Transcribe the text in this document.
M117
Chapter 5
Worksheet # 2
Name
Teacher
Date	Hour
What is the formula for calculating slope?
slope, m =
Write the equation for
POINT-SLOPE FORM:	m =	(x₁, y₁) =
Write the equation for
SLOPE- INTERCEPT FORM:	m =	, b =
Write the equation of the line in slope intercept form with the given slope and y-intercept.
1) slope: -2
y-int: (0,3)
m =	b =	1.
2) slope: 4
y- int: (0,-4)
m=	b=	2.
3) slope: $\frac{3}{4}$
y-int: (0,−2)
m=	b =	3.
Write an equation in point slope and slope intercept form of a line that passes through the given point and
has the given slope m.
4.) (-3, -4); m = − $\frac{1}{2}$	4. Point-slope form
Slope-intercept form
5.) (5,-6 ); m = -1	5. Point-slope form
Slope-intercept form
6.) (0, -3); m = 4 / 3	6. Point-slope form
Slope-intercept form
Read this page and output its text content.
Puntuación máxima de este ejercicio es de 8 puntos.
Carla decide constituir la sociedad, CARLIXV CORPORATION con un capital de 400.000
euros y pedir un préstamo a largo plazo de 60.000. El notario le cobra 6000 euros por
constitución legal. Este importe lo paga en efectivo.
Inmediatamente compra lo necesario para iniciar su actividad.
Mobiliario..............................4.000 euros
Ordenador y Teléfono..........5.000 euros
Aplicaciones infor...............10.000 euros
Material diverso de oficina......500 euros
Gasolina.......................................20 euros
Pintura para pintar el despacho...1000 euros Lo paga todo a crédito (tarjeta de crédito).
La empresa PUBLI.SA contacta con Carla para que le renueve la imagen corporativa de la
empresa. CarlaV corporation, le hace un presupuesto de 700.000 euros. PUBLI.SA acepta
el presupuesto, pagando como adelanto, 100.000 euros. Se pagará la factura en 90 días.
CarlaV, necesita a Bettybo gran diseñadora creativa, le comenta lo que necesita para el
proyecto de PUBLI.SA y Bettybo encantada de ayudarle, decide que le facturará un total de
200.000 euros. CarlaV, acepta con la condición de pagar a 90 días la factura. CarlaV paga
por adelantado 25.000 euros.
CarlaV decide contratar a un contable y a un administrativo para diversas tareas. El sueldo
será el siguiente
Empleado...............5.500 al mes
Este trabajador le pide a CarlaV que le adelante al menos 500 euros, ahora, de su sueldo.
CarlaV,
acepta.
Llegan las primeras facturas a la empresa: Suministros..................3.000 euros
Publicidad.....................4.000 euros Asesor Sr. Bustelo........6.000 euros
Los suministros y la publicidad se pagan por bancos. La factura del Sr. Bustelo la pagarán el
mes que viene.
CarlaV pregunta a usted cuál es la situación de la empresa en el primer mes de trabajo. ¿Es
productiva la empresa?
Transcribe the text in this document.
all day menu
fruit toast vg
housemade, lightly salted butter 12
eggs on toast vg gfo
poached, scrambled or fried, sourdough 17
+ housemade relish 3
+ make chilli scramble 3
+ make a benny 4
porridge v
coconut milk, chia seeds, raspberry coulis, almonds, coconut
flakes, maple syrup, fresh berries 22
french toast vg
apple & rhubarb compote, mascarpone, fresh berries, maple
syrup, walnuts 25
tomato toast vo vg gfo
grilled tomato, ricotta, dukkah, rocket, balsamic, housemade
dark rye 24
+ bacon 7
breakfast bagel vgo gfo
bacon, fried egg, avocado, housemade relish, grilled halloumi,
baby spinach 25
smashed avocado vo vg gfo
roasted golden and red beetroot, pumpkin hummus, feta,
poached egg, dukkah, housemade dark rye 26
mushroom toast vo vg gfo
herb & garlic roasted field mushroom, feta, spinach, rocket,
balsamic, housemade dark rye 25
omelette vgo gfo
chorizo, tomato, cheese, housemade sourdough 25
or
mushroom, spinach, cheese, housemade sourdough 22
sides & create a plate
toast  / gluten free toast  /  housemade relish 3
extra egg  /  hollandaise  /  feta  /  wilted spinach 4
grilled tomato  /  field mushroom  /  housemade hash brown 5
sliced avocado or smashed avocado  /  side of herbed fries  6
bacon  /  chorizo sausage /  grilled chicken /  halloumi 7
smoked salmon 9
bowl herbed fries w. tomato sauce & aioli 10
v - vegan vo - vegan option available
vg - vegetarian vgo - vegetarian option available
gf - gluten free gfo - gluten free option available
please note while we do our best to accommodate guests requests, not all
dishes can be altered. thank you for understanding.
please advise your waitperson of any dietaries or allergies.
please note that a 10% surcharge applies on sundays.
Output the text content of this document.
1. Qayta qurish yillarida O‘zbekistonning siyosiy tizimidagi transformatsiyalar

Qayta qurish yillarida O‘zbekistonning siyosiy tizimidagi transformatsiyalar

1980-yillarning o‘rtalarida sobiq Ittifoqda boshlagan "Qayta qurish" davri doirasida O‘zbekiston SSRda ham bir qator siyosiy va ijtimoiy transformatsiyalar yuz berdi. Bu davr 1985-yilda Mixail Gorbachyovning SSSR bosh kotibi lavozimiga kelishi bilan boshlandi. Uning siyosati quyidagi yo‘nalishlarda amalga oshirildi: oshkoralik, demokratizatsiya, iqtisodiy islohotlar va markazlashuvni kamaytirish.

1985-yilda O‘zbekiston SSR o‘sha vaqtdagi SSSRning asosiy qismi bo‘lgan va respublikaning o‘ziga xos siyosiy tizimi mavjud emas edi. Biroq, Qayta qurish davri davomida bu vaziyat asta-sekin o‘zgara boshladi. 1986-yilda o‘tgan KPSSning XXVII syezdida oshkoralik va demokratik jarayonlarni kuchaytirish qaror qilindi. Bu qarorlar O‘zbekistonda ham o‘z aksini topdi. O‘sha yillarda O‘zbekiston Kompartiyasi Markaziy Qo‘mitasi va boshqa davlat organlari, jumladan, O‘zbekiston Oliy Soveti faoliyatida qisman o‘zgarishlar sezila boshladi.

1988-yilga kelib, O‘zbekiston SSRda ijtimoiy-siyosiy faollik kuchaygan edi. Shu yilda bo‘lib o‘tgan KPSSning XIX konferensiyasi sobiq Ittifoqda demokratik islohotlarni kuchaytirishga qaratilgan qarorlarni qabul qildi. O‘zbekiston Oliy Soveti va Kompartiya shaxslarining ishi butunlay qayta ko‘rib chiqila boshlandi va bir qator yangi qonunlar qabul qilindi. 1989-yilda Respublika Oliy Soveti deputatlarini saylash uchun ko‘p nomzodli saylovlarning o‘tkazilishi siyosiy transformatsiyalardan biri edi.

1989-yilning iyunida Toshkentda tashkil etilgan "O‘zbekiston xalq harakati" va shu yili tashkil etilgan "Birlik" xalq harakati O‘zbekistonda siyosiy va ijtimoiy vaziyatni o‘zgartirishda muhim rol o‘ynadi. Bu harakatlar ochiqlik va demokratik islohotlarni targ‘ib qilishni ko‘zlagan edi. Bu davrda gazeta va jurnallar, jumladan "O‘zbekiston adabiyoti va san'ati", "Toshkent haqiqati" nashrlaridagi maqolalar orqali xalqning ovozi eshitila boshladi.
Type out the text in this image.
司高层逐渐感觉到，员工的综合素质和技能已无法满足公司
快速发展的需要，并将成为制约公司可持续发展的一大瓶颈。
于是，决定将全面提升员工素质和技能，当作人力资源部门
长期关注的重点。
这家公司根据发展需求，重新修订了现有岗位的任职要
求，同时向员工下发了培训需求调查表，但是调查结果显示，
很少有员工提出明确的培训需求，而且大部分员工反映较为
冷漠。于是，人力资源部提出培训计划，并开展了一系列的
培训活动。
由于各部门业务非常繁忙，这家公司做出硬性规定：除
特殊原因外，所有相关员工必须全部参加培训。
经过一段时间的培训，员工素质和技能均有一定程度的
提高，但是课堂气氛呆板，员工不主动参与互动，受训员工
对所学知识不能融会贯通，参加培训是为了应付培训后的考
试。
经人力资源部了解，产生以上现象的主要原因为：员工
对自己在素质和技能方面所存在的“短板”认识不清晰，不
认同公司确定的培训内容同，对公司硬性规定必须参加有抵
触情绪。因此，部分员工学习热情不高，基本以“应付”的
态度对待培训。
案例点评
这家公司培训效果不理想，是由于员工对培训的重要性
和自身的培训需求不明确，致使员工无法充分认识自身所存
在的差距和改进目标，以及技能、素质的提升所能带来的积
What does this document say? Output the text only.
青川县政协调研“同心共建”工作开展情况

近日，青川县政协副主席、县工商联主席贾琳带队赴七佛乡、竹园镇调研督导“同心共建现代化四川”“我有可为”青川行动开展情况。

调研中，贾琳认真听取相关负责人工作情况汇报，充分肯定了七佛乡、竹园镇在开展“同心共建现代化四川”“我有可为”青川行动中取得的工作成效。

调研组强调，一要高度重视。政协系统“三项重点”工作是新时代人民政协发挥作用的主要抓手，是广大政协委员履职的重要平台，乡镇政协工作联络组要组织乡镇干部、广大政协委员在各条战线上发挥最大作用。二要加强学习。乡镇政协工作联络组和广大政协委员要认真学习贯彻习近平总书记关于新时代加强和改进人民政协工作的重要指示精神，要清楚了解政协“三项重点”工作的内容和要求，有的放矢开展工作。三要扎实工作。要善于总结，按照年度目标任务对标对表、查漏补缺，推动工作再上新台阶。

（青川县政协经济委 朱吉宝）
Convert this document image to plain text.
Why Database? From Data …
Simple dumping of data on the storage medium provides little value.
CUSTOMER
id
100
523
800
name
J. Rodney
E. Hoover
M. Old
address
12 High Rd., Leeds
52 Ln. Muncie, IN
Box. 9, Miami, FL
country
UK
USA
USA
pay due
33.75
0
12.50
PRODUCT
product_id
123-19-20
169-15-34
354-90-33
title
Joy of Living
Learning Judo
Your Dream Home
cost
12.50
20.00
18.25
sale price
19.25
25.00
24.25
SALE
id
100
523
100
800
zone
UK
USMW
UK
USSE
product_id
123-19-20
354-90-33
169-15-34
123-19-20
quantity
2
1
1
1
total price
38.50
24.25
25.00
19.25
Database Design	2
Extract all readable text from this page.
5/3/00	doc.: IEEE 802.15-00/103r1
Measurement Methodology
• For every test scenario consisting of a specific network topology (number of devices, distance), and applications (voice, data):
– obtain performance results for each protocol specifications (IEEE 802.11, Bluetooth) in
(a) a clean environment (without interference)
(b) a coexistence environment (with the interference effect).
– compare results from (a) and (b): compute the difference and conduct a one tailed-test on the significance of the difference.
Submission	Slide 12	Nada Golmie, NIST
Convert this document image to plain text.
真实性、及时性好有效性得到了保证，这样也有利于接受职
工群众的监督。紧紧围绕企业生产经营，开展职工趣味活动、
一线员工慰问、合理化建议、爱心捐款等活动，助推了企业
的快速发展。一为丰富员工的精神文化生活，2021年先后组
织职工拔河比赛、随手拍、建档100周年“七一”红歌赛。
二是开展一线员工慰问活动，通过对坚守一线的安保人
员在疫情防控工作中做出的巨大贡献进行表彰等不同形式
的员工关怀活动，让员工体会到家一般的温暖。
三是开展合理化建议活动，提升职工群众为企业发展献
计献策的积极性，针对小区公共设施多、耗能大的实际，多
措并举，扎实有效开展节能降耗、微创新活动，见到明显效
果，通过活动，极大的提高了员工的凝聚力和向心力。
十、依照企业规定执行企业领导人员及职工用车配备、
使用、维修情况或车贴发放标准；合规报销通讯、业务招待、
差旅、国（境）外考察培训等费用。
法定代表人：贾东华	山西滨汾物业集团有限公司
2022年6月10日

============================================================

_BRIEF_: Look through the entries and return every line where "syrup" appears.

_THE SOLUTION_:
flakes, maple syrup, fresh berries 22
syrup, walnuts 25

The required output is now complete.